## Task statement
Begin the copy at the line containing "Parse this screenshot: output" and end it at the final line of the material below, reproducing each line exactly, without images.

******************************

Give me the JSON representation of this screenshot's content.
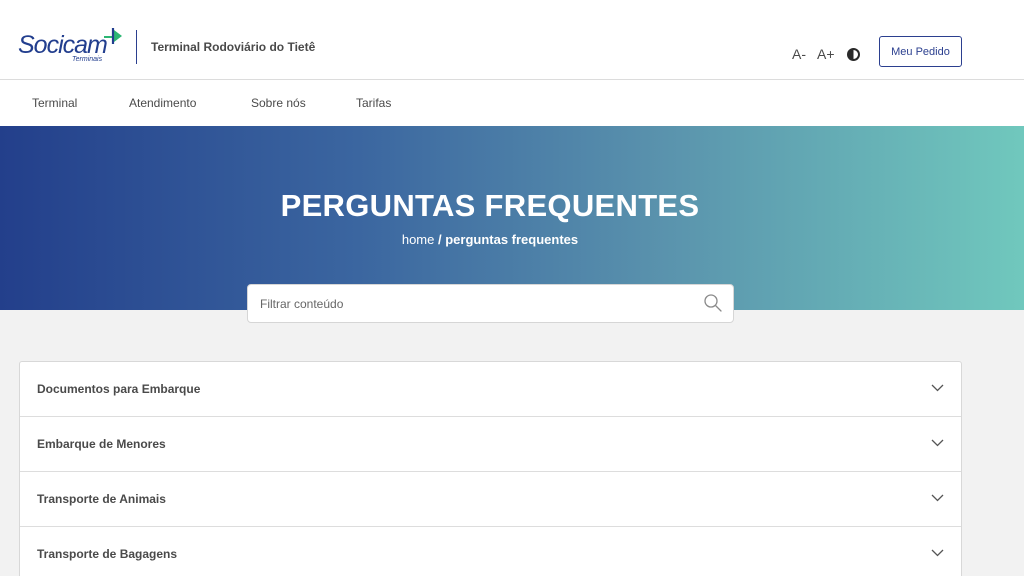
{
  "header": {
    "logo_text": "Socicam",
    "logo_subtext": "Terminais",
    "terminal_name": "Terminal Rodoviário do Tietê",
    "font_decrease": "A-",
    "font_increase": "A+",
    "order_button": "Meu Pedido"
  },
  "nav": {
    "items": [
      {
        "label": "Terminal"
      },
      {
        "label": "Atendimento"
      },
      {
        "label": "Sobre nós"
      },
      {
        "label": "Tarifas"
      }
    ]
  },
  "hero": {
    "title": "PERGUNTAS FREQUENTES",
    "breadcrumb_home": "home",
    "breadcrumb_separator": " / ",
    "breadcrumb_current": "perguntas frequentes"
  },
  "search": {
    "placeholder": "Filtrar conteúdo",
    "value": ""
  },
  "faq": {
    "items": [
      {
        "label": "Documentos para Embarque"
      },
      {
        "label": "Embarque de Menores"
      },
      {
        "label": "Transporte de Animais"
      },
      {
        "label": "Transporte de Bagagens"
      }
    ]
  },
  "colors": {
    "brand_blue": "#223e8e",
    "brand_green": "#2bb673",
    "hero_gradient_start": "#233f8b",
    "hero_gradient_end": "#70c8bd"
  }
}
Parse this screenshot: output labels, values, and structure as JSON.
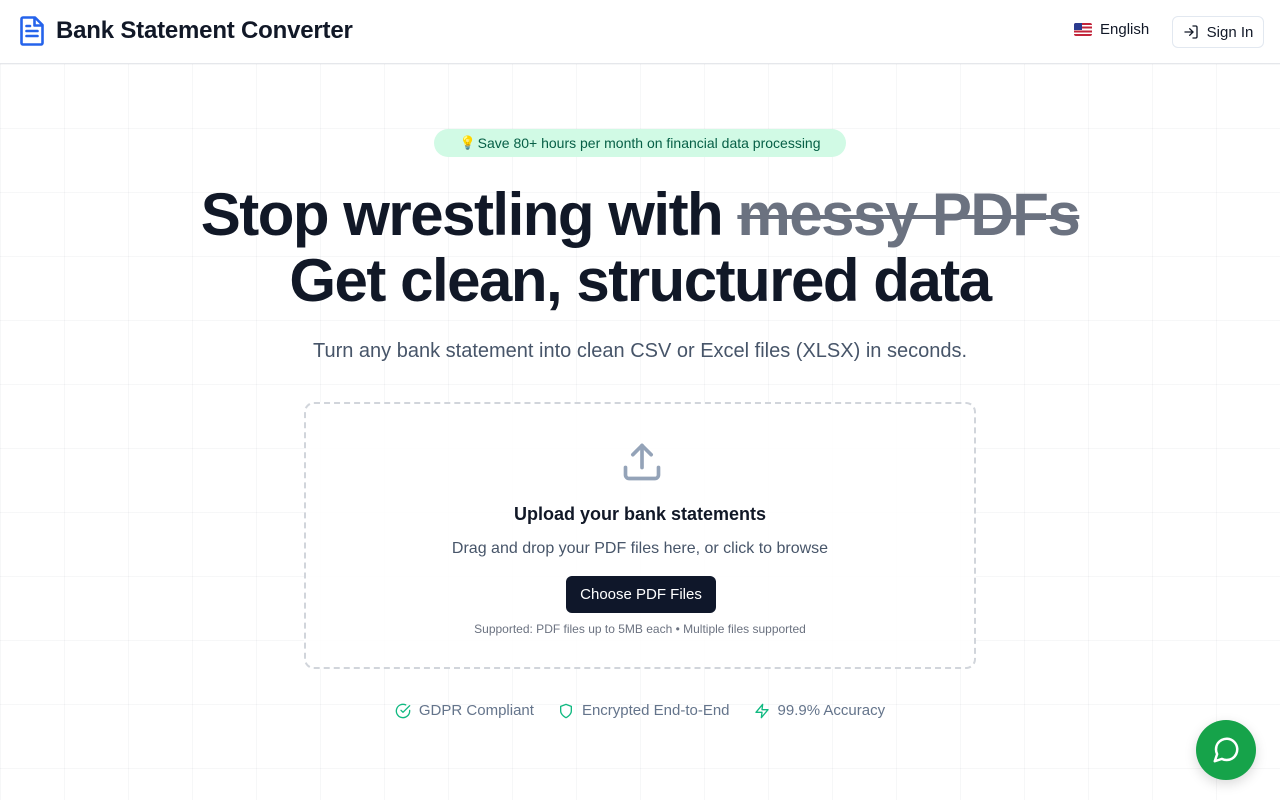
{
  "app": {
    "name": "Bank Statement Converter"
  },
  "header": {
    "language_label": "English",
    "signin_label": "Sign In"
  },
  "hero": {
    "pill_icon": "💡",
    "pill_text": "Save 80+ hours per month on financial data processing",
    "headline_line1_prefix": "Stop wrestling with",
    "headline_line1_strike": "messy PDFs",
    "headline_line2": "Get clean, structured data",
    "subtitle": "Turn any bank statement into clean CSV or Excel files (XLSX) in seconds."
  },
  "upload": {
    "title": "Upload your bank statements",
    "description": "Drag and drop your PDF files here, or click to browse",
    "button_label": "Choose PDF Files",
    "supported_note": "Supported: PDF files up to 5MB each • Multiple files supported"
  },
  "badges": [
    {
      "label": "GDPR Compliant",
      "icon": "check-circle-icon"
    },
    {
      "label": "Encrypted End-to-End",
      "icon": "shield-icon"
    },
    {
      "label": "99.9% Accuracy",
      "icon": "lightning-icon"
    }
  ],
  "colors": {
    "brand": "#2563eb",
    "dark": "#0f172a",
    "pill_bg": "#d1fae5",
    "pill_text": "#065f46",
    "accent_green": "#16a34a"
  }
}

******************************

## Problem solution
Parse this screenshot: output labels, values, and structure as JSON.
{
  "app": {
    "name": "Bank Statement Converter"
  },
  "header": {
    "language_label": "English",
    "signin_label": "Sign In"
  },
  "hero": {
    "pill_icon": "💡",
    "pill_text": "Save 80+ hours per month on financial data processing",
    "headline_line1_prefix": "Stop wrestling with",
    "headline_line1_strike": "messy PDFs",
    "headline_line2": "Get clean, structured data",
    "subtitle": "Turn any bank statement into clean CSV or Excel files (XLSX) in seconds."
  },
  "upload": {
    "title": "Upload your bank statements",
    "description": "Drag and drop your PDF files here, or click to browse",
    "button_label": "Choose PDF Files",
    "supported_note": "Supported: PDF files up to 5MB each • Multiple files supported"
  },
  "badges": [
    {
      "label": "GDPR Compliant",
      "icon": "check-circle-icon"
    },
    {
      "label": "Encrypted End-to-End",
      "icon": "shield-icon"
    },
    {
      "label": "99.9% Accuracy",
      "icon": "lightning-icon"
    }
  ],
  "colors": {
    "brand": "#2563eb",
    "dark": "#0f172a",
    "pill_bg": "#d1fae5",
    "pill_text": "#065f46",
    "accent_green": "#16a34a"
  }
}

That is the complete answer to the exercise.